> **TASK DIRECTIONS**: Would you retype all of these records exactly?
[START RECORD EXCERPTS]
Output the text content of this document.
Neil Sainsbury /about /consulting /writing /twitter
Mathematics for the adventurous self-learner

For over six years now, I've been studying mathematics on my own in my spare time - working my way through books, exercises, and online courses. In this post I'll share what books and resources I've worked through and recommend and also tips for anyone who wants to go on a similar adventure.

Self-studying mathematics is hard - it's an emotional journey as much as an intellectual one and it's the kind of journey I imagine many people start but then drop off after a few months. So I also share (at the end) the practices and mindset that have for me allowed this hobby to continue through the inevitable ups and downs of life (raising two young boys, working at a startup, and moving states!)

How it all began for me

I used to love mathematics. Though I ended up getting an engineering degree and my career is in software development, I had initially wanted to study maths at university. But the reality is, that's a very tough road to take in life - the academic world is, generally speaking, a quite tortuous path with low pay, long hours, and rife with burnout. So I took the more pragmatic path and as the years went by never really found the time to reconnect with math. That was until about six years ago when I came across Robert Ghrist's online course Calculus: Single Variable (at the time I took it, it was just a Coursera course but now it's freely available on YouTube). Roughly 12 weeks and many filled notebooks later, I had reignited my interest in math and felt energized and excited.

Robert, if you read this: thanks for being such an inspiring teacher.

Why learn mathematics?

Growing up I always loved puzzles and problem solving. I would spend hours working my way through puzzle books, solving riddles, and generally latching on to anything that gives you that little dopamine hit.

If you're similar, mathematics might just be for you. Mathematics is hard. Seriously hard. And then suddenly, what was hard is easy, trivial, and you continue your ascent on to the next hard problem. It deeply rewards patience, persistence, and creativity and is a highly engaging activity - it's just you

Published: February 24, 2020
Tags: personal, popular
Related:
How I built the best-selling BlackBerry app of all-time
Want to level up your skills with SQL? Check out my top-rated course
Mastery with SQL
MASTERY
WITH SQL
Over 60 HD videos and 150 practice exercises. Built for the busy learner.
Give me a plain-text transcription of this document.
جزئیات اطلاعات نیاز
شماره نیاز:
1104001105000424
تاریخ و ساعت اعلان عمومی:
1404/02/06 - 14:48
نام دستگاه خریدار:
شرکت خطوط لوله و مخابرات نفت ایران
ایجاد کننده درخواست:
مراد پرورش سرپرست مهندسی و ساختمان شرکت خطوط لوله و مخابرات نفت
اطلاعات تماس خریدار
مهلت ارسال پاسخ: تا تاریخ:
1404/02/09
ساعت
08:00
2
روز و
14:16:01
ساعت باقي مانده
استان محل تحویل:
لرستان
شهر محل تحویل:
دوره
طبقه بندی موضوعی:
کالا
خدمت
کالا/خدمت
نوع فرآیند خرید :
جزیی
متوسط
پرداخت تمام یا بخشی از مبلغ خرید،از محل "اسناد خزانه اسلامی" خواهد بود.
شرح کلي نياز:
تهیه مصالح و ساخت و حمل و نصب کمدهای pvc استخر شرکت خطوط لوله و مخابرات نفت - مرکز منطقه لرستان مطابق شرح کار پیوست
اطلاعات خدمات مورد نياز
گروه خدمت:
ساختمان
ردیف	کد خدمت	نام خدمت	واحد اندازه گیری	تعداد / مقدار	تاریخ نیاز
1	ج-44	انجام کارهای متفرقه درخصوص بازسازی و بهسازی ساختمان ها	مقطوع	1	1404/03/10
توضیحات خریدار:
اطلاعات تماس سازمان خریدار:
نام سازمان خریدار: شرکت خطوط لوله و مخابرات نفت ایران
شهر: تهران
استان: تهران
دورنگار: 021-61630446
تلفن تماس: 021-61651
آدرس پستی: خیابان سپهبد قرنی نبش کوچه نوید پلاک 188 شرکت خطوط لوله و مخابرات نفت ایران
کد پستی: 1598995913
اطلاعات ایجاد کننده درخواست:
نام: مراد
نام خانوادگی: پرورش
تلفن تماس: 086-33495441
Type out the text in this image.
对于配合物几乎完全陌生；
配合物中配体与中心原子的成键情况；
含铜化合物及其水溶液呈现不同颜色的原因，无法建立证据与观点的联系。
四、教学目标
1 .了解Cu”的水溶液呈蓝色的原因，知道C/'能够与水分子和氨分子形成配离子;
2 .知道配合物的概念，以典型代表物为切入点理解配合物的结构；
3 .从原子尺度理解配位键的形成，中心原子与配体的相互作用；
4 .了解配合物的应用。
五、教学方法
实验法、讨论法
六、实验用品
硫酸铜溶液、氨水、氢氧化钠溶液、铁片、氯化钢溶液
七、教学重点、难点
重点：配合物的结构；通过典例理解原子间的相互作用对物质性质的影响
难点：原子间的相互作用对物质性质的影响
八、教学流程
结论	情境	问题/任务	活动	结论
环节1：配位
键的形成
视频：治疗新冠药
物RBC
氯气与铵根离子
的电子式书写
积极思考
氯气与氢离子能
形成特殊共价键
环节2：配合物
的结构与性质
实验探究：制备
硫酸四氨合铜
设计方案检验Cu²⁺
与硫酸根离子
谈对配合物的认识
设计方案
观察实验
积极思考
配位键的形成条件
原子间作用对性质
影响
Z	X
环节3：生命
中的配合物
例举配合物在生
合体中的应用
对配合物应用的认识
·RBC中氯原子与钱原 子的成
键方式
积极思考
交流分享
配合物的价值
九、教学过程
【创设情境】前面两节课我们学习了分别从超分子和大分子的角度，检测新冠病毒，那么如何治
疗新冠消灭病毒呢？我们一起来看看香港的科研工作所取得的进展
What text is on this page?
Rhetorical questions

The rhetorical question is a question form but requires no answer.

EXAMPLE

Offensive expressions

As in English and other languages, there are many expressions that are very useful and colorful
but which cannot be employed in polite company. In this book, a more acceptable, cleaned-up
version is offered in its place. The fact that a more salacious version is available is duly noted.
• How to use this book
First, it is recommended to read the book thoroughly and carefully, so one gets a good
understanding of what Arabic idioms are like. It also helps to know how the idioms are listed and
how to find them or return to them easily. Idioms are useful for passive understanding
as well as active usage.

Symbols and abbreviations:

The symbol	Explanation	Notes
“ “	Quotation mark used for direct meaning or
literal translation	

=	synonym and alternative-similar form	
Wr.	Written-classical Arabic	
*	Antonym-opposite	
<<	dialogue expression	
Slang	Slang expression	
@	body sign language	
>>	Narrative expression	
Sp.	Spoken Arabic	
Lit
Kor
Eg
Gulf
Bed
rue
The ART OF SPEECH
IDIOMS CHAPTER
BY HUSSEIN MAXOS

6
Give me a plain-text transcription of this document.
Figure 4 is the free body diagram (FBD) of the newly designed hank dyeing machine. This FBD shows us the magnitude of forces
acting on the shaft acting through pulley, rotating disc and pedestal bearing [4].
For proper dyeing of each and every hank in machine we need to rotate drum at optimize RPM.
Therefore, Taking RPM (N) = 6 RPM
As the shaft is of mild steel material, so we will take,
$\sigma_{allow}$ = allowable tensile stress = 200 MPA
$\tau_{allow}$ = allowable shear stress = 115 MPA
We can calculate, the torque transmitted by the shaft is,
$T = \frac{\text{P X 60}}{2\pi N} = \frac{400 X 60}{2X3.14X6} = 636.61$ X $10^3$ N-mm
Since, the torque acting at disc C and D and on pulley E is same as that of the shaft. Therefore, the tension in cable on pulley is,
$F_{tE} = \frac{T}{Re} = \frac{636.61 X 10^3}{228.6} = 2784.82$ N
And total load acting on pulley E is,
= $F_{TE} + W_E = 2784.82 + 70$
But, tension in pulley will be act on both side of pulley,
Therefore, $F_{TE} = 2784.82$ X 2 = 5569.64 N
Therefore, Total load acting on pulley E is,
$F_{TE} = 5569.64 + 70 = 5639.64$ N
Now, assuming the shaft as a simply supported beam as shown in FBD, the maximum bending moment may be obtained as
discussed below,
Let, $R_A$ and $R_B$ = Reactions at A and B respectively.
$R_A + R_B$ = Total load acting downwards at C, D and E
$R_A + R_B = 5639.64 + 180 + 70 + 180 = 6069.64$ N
[END RECORD EXCERPTS]
> **ANSWER TO THE PROBLEM**:
Output the text content of this document.
Neil Sainsbury /about /consulting /writing /twitter
Mathematics for the adventurous self-learner

For over six years now, I've been studying mathematics on my own in my spare time - working my way through books, exercises, and online courses. In this post I'll share what books and resources I've worked through and recommend and also tips for anyone who wants to go on a similar adventure.

Self-studying mathematics is hard - it's an emotional journey as much as an intellectual one and it's the kind of journey I imagine many people start but then drop off after a few months. So I also share (at the end) the practices and mindset that have for me allowed this hobby to continue through the inevitable ups and downs of life (raising two young boys, working at a startup, and moving states!)

How it all began for me

I used to love mathematics. Though I ended up getting an engineering degree and my career is in software development, I had initially wanted to study maths at university. But the reality is, that's a very tough road to take in life - the academic world is, generally speaking, a quite tortuous path with low pay, long hours, and rife with burnout. So I took the more pragmatic path and as the years went by never really found the time to reconnect with math. That was until about six years ago when I came across Robert Ghrist's online course Calculus: Single Variable (at the time I took it, it was just a Coursera course but now it's freely available on YouTube). Roughly 12 weeks and many filled notebooks later, I had reignited my interest in math and felt energized and excited.

Robert, if you read this: thanks for being such an inspiring teacher.

Why learn mathematics?

Growing up I always loved puzzles and problem solving. I would spend hours working my way through puzzle books, solving riddles, and generally latching on to anything that gives you that little dopamine hit.

If you're similar, mathematics might just be for you. Mathematics is hard. Seriously hard. And then suddenly, what was hard is easy, trivial, and you continue your ascent on to the next hard problem. It deeply rewards patience, persistence, and creativity and is a highly engaging activity - it's just you

Published: February 24, 2020
Tags: personal, popular
Related:
How I built the best-selling BlackBerry app of all-time
Want to level up your skills with SQL? Check out my top-rated course
Mastery with SQL
MASTERY
WITH SQL
Over 60 HD videos and 150 practice exercises. Built for the busy learner.
Give me a plain-text transcription of this document.
جزئیات اطلاعات نیاز
شماره نیاز:
1104001105000424
تاریخ و ساعت اعلان عمومی:
1404/02/06 - 14:48
نام دستگاه خریدار:
شرکت خطوط لوله و مخابرات نفت ایران
ایجاد کننده درخواست:
مراد پرورش سرپرست مهندسی و ساختمان شرکت خطوط لوله و مخابرات نفت
اطلاعات تماس خریدار
مهلت ارسال پاسخ: تا تاریخ:
1404/02/09
ساعت
08:00
2
روز و
14:16:01
ساعت باقي مانده
استان محل تحویل:
لرستان
شهر محل تحویل:
دوره
طبقه بندی موضوعی:
کالا
خدمت
کالا/خدمت
نوع فرآیند خرید :
جزیی
متوسط
پرداخت تمام یا بخشی از مبلغ خرید،از محل "اسناد خزانه اسلامی" خواهد بود.
شرح کلي نياز:
تهیه مصالح و ساخت و حمل و نصب کمدهای pvc استخر شرکت خطوط لوله و مخابرات نفت - مرکز منطقه لرستان مطابق شرح کار پیوست
اطلاعات خدمات مورد نياز
گروه خدمت:
ساختمان
ردیف	کد خدمت	نام خدمت	واحد اندازه گیری	تعداد / مقدار	تاریخ نیاز
1	ج-44	انجام کارهای متفرقه درخصوص بازسازی و بهسازی ساختمان ها	مقطوع	1	1404/03/10
توضیحات خریدار:
اطلاعات تماس سازمان خریدار:
نام سازمان خریدار: شرکت خطوط لوله و مخابرات نفت ایران
شهر: تهران
استان: تهران
دورنگار: 021-61630446
تلفن تماس: 021-61651
آدرس پستی: خیابان سپهبد قرنی نبش کوچه نوید پلاک 188 شرکت خطوط لوله و مخابرات نفت ایران
کد پستی: 1598995913
اطلاعات ایجاد کننده درخواست:
نام: مراد
نام خانوادگی: پرورش
تلفن تماس: 086-33495441
Type out the text in this image.
对于配合物几乎完全陌生；
配合物中配体与中心原子的成键情况；
含铜化合物及其水溶液呈现不同颜色的原因，无法建立证据与观点的联系。
四、教学目标
1 .了解Cu”的水溶液呈蓝色的原因，知道C/'能够与水分子和氨分子形成配离子;
2 .知道配合物的概念，以典型代表物为切入点理解配合物的结构；
3 .从原子尺度理解配位键的形成，中心原子与配体的相互作用；
4 .了解配合物的应用。
五、教学方法
实验法、讨论法
六、实验用品
硫酸铜溶液、氨水、氢氧化钠溶液、铁片、氯化钢溶液
七、教学重点、难点
重点：配合物的结构；通过典例理解原子间的相互作用对物质性质的影响
难点：原子间的相互作用对物质性质的影响
八、教学流程
结论	情境	问题/任务	活动	结论
环节1：配位
键的形成
视频：治疗新冠药
物RBC
氯气与铵根离子
的电子式书写
积极思考
氯气与氢离子能
形成特殊共价键
环节2：配合物
的结构与性质
实验探究：制备
硫酸四氨合铜
设计方案检验Cu²⁺
与硫酸根离子
谈对配合物的认识
设计方案
观察实验
积极思考
配位键的形成条件
原子间作用对性质
影响
Z	X
环节3：生命
中的配合物
例举配合物在生
合体中的应用
对配合物应用的认识
·RBC中氯原子与钱原 子的成
键方式
积极思考
交流分享
配合物的价值
九、教学过程
【创设情境】前面两节课我们学习了分别从超分子和大分子的角度，检测新冠病毒，那么如何治
疗新冠消灭病毒呢？我们一起来看看香港的科研工作所取得的进展
What text is on this page?
Rhetorical questions

The rhetorical question is a question form but requires no answer.

EXAMPLE

Offensive expressions

As in English and other languages, there are many expressions that are very useful and colorful
but which cannot be employed in polite company. In this book, a more acceptable, cleaned-up
version is offered in its place. The fact that a more salacious version is available is duly noted.
• How to use this book
First, it is recommended to read the book thoroughly and carefully, so one gets a good
understanding of what Arabic idioms are like. It also helps to know how the idioms are listed and
how to find them or return to them easily. Idioms are useful for passive understanding
as well as active usage.

Symbols and abbreviations:

The symbol	Explanation	Notes
“ “	Quotation mark used for direct meaning or
literal translation	

=	synonym and alternative-similar form	
Wr.	Written-classical Arabic	
*	Antonym-opposite	
<<	dialogue expression	
Slang	Slang expression	
@	body sign language	
>>	Narrative expression	
Sp.	Spoken Arabic	
Lit
Kor
Eg
Gulf
Bed
rue
The ART OF SPEECH
IDIOMS CHAPTER
BY HUSSEIN MAXOS

6
Give me a plain-text transcription of this document.
Figure 4 is the free body diagram (FBD) of the newly designed hank dyeing machine. This FBD shows us the magnitude of forces
acting on the shaft acting through pulley, rotating disc and pedestal bearing [4].
For proper dyeing of each and every hank in machine we need to rotate drum at optimize RPM.
Therefore, Taking RPM (N) = 6 RPM
As the shaft is of mild steel material, so we will take,
$\sigma_{allow}$ = allowable tensile stress = 200 MPA
$\tau_{allow}$ = allowable shear stress = 115 MPA
We can calculate, the torque transmitted by the shaft is,
$T = \frac{\text{P X 60}}{2\pi N} = \frac{400 X 60}{2X3.14X6} = 636.61$ X $10^3$ N-mm
Since, the torque acting at disc C and D and on pulley E is same as that of the shaft. Therefore, the tension in cable on pulley is,
$F_{tE} = \frac{T}{Re} = \frac{636.61 X 10^3}{228.6} = 2784.82$ N
And total load acting on pulley E is,
= $F_{TE} + W_E = 2784.82 + 70$
But, tension in pulley will be act on both side of pulley,
Therefore, $F_{TE} = 2784.82$ X 2 = 5569.64 N
Therefore, Total load acting on pulley E is,
$F_{TE} = 5569.64 + 70 = 5639.64$ N
Now, assuming the shaft as a simply supported beam as shown in FBD, the maximum bending moment may be obtained as
discussed below,
Let, $R_A$ and $R_B$ = Reactions at A and B respectively.
$R_A + R_B$ = Total load acting downwards at C, D and E
$R_A + R_B = 5639.64 + 180 + 70 + 180 = 6069.64$ N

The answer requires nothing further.